**Recorded data**
□ □ □ □ □
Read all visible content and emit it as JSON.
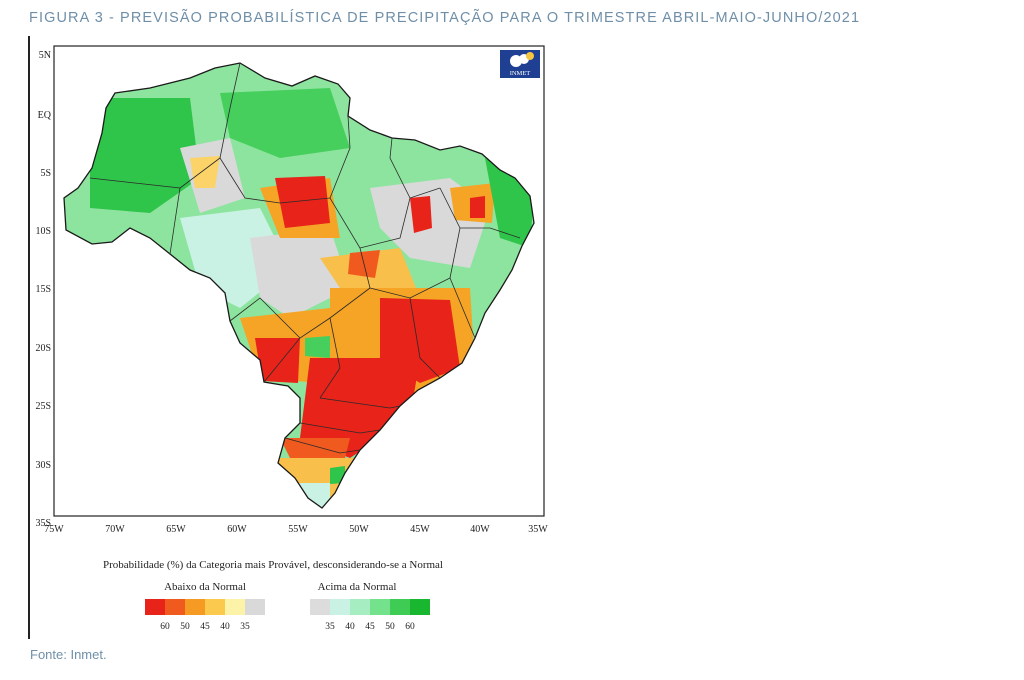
{
  "figure": {
    "title": "FIGURA 3 - PREVISÃO PROBABILÍSTICA DE PRECIPITAÇÃO PARA O TRIMESTRE ABRIL-MAIO-JUNHO/2021",
    "source": "Fonte: Inmet."
  },
  "map": {
    "logo_text": "INMET",
    "lat_labels": [
      "5N",
      "EQ",
      "5S",
      "10S",
      "15S",
      "20S",
      "25S",
      "30S",
      "35S"
    ],
    "lon_labels": [
      "75W",
      "70W",
      "65W",
      "60W",
      "55W",
      "50W",
      "45W",
      "40W",
      "35W"
    ],
    "caption": "Probabilidade (%) da Categoria mais Provável, desconsiderando-se a Normal",
    "legend": {
      "below": {
        "title": "Abaixo da Normal",
        "labels": [
          "60",
          "50",
          "45",
          "40",
          "35"
        ],
        "colors": [
          "#e8231a",
          "#f05a1e",
          "#f59a22",
          "#fbc94e",
          "#fdf3a8",
          "#d9d9d9"
        ]
      },
      "above": {
        "title": "Acima da Normal",
        "labels": [
          "35",
          "40",
          "45",
          "50",
          "60"
        ],
        "colors": [
          "#dcdcdc",
          "#c9f2e4",
          "#a6eec2",
          "#74e28d",
          "#3fcc55",
          "#19b62f"
        ]
      }
    }
  }
}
□ □ □ □ □
**Stated exercise**
Quote all the records verbatim, dropping any pictures from your copy.

**Answer for this exercise**
Read all visible content and emit it as JSON.
{
  "figure": {
    "title": "FIGURA 3 - PREVISÃO PROBABILÍSTICA DE PRECIPITAÇÃO PARA O TRIMESTRE ABRIL-MAIO-JUNHO/2021",
    "source": "Fonte: Inmet."
  },
  "map": {
    "logo_text": "INMET",
    "lat_labels": [
      "5N",
      "EQ",
      "5S",
      "10S",
      "15S",
      "20S",
      "25S",
      "30S",
      "35S"
    ],
    "lon_labels": [
      "75W",
      "70W",
      "65W",
      "60W",
      "55W",
      "50W",
      "45W",
      "40W",
      "35W"
    ],
    "caption": "Probabilidade (%) da Categoria mais Provável, desconsiderando-se a Normal",
    "legend": {
      "below": {
        "title": "Abaixo da Normal",
        "labels": [
          "60",
          "50",
          "45",
          "40",
          "35"
        ],
        "colors": [
          "#e8231a",
          "#f05a1e",
          "#f59a22",
          "#fbc94e",
          "#fdf3a8",
          "#d9d9d9"
        ]
      },
      "above": {
        "title": "Acima da Normal",
        "labels": [
          "35",
          "40",
          "45",
          "50",
          "60"
        ],
        "colors": [
          "#dcdcdc",
          "#c9f2e4",
          "#a6eec2",
          "#74e28d",
          "#3fcc55",
          "#19b62f"
        ]
      }
    }
  }
}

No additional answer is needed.